Every line of the material below must be repeated exactly.

-- EXTRACTED ENTRIES start --

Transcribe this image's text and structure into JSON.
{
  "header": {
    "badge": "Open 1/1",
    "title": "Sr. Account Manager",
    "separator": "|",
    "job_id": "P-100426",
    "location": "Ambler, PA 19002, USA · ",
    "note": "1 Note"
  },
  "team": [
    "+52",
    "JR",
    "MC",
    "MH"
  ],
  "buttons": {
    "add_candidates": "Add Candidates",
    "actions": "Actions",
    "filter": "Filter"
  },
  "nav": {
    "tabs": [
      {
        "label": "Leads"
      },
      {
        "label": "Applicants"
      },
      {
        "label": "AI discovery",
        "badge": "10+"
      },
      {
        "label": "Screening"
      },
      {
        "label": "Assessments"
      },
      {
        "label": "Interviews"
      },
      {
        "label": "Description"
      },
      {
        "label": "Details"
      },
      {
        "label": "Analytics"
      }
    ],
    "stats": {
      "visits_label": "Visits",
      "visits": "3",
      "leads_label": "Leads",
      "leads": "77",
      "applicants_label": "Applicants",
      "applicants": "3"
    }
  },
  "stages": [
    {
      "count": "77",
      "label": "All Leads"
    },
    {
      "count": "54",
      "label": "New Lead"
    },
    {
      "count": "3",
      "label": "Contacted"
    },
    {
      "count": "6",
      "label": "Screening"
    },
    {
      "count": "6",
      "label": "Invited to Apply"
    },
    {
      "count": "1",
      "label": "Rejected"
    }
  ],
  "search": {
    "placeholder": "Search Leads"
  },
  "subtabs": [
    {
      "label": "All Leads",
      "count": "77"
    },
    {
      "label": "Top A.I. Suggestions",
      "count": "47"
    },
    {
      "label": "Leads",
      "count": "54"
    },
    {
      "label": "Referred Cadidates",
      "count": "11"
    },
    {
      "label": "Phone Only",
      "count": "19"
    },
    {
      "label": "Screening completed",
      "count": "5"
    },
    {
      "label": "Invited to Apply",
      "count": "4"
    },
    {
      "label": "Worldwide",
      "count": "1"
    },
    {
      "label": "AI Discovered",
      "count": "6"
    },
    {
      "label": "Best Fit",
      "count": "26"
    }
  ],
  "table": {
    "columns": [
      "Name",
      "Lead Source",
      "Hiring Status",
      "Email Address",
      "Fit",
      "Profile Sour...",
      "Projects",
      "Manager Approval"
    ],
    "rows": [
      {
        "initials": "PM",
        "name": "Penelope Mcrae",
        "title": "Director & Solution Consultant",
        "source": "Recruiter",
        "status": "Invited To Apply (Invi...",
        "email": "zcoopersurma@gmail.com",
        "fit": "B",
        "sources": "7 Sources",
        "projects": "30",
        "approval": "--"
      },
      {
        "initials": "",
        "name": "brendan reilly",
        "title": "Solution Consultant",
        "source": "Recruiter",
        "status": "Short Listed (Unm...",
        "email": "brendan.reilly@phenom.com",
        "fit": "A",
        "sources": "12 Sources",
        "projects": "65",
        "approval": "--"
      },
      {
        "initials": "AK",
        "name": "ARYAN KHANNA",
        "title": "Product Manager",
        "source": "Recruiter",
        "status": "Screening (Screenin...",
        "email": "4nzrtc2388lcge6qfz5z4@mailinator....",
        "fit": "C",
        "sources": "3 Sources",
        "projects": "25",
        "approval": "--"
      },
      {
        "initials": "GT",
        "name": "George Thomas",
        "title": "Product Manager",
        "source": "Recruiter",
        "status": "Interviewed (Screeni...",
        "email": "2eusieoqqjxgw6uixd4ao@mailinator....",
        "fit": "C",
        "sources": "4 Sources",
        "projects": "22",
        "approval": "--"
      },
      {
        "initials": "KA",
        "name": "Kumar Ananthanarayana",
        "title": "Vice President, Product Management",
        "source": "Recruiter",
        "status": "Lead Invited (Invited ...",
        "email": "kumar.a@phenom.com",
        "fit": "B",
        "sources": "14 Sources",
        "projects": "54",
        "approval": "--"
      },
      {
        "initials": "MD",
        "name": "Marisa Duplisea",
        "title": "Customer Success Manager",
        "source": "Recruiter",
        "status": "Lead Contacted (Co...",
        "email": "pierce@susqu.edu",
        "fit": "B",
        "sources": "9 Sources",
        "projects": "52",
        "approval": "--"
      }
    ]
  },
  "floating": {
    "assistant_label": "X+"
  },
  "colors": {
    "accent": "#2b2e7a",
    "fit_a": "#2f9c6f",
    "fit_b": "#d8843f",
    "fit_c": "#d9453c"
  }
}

-- EXTRACTED ENTRIES end --

§ RESULT OF THE TASK
Transcribe this image's text and structure into JSON.
{
  "header": {
    "badge": "Open 1/1",
    "title": "Sr. Account Manager",
    "separator": "|",
    "job_id": "P-100426",
    "location": "Ambler, PA 19002, USA · ",
    "note": "1 Note"
  },
  "team": [
    "+52",
    "JR",
    "MC",
    "MH"
  ],
  "buttons": {
    "add_candidates": "Add Candidates",
    "actions": "Actions",
    "filter": "Filter"
  },
  "nav": {
    "tabs": [
      {
        "label": "Leads"
      },
      {
        "label": "Applicants"
      },
      {
        "label": "AI discovery",
        "badge": "10+"
      },
      {
        "label": "Screening"
      },
      {
        "label": "Assessments"
      },
      {
        "label": "Interviews"
      },
      {
        "label": "Description"
      },
      {
        "label": "Details"
      },
      {
        "label": "Analytics"
      }
    ],
    "stats": {
      "visits_label": "Visits",
      "visits": "3",
      "leads_label": "Leads",
      "leads": "77",
      "applicants_label": "Applicants",
      "applicants": "3"
    }
  },
  "stages": [
    {
      "count": "77",
      "label": "All Leads"
    },
    {
      "count": "54",
      "label": "New Lead"
    },
    {
      "count": "3",
      "label": "Contacted"
    },
    {
      "count": "6",
      "label": "Screening"
    },
    {
      "count": "6",
      "label": "Invited to Apply"
    },
    {
      "count": "1",
      "label": "Rejected"
    }
  ],
  "search": {
    "placeholder": "Search Leads"
  },
  "subtabs": [
    {
      "label": "All Leads",
      "count": "77"
    },
    {
      "label": "Top A.I. Suggestions",
      "count": "47"
    },
    {
      "label": "Leads",
      "count": "54"
    },
    {
      "label": "Referred Cadidates",
      "count": "11"
    },
    {
      "label": "Phone Only",
      "count": "19"
    },
    {
      "label": "Screening completed",
      "count": "5"
    },
    {
      "label": "Invited to Apply",
      "count": "4"
    },
    {
      "label": "Worldwide",
      "count": "1"
    },
    {
      "label": "AI Discovered",
      "count": "6"
    },
    {
      "label": "Best Fit",
      "count": "26"
    }
  ],
  "table": {
    "columns": [
      "Name",
      "Lead Source",
      "Hiring Status",
      "Email Address",
      "Fit",
      "Profile Sour...",
      "Projects",
      "Manager Approval"
    ],
    "rows": [
      {
        "initials": "PM",
        "name": "Penelope Mcrae",
        "title": "Director & Solution Consultant",
        "source": "Recruiter",
        "status": "Invited To Apply (Invi...",
        "email": "zcoopersurma@gmail.com",
        "fit": "B",
        "sources": "7 Sources",
        "projects": "30",
        "approval": "--"
      },
      {
        "initials": "",
        "name": "brendan reilly",
        "title": "Solution Consultant",
        "source": "Recruiter",
        "status": "Short Listed (Unm...",
        "email": "brendan.reilly@phenom.com",
        "fit": "A",
        "sources": "12 Sources",
        "projects": "65",
        "approval": "--"
      },
      {
        "initials": "AK",
        "name": "ARYAN KHANNA",
        "title": "Product Manager",
        "source": "Recruiter",
        "status": "Screening (Screenin...",
        "email": "4nzrtc2388lcge6qfz5z4@mailinator....",
        "fit": "C",
        "sources": "3 Sources",
        "projects": "25",
        "approval": "--"
      },
      {
        "initials": "GT",
        "name": "George Thomas",
        "title": "Product Manager",
        "source": "Recruiter",
        "status": "Interviewed (Screeni...",
        "email": "2eusieoqqjxgw6uixd4ao@mailinator....",
        "fit": "C",
        "sources": "4 Sources",
        "projects": "22",
        "approval": "--"
      },
      {
        "initials": "KA",
        "name": "Kumar Ananthanarayana",
        "title": "Vice President, Product Management",
        "source": "Recruiter",
        "status": "Lead Invited (Invited ...",
        "email": "kumar.a@phenom.com",
        "fit": "B",
        "sources": "14 Sources",
        "projects": "54",
        "approval": "--"
      },
      {
        "initials": "MD",
        "name": "Marisa Duplisea",
        "title": "Customer Success Manager",
        "source": "Recruiter",
        "status": "Lead Contacted (Co...",
        "email": "pierce@susqu.edu",
        "fit": "B",
        "sources": "9 Sources",
        "projects": "52",
        "approval": "--"
      }
    ]
  },
  "floating": {
    "assistant_label": "X+"
  },
  "colors": {
    "accent": "#2b2e7a",
    "fit_a": "#2f9c6f",
    "fit_b": "#d8843f",
    "fit_c": "#d9453c"
  }
}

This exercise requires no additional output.